::: DATASET RECORDS

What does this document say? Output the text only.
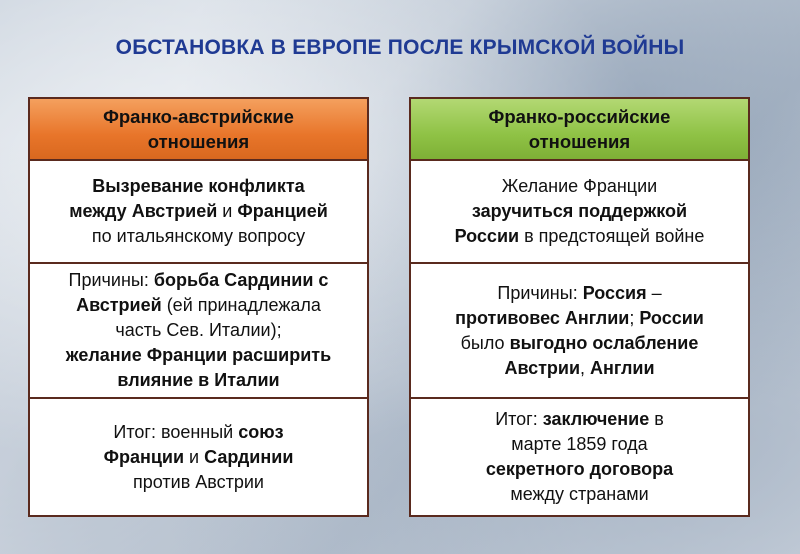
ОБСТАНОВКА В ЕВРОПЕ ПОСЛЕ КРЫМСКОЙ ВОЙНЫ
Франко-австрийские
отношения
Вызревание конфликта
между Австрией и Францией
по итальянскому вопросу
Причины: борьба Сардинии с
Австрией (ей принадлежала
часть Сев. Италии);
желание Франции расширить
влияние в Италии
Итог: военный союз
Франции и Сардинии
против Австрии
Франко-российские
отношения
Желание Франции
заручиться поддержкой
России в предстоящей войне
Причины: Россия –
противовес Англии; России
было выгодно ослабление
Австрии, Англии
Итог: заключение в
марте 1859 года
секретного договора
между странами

::::::

▶ **WORK TO DO**
Reproduce the data word for word, excluding its pictures.

▶ **CORRECT RESPONSE**
What does this document say? Output the text only.
ОБСТАНОВКА В ЕВРОПЕ ПОСЛЕ КРЫМСКОЙ ВОЙНЫ
Франко-австрийские
отношения
Вызревание конфликта
между Австрией и Францией
по итальянскому вопросу
Причины: борьба Сардинии с
Австрией (ей принадлежала
часть Сев. Италии);
желание Франции расширить
влияние в Италии
Итог: военный союз
Франции и Сардинии
против Австрии
Франко-российские
отношения
Желание Франции
заручиться поддержкой
России в предстоящей войне
Причины: Россия –
противовес Англии; России
было выгодно ослабление
Австрии, Англии
Итог: заключение в
марте 1859 года
секретного договора
между странами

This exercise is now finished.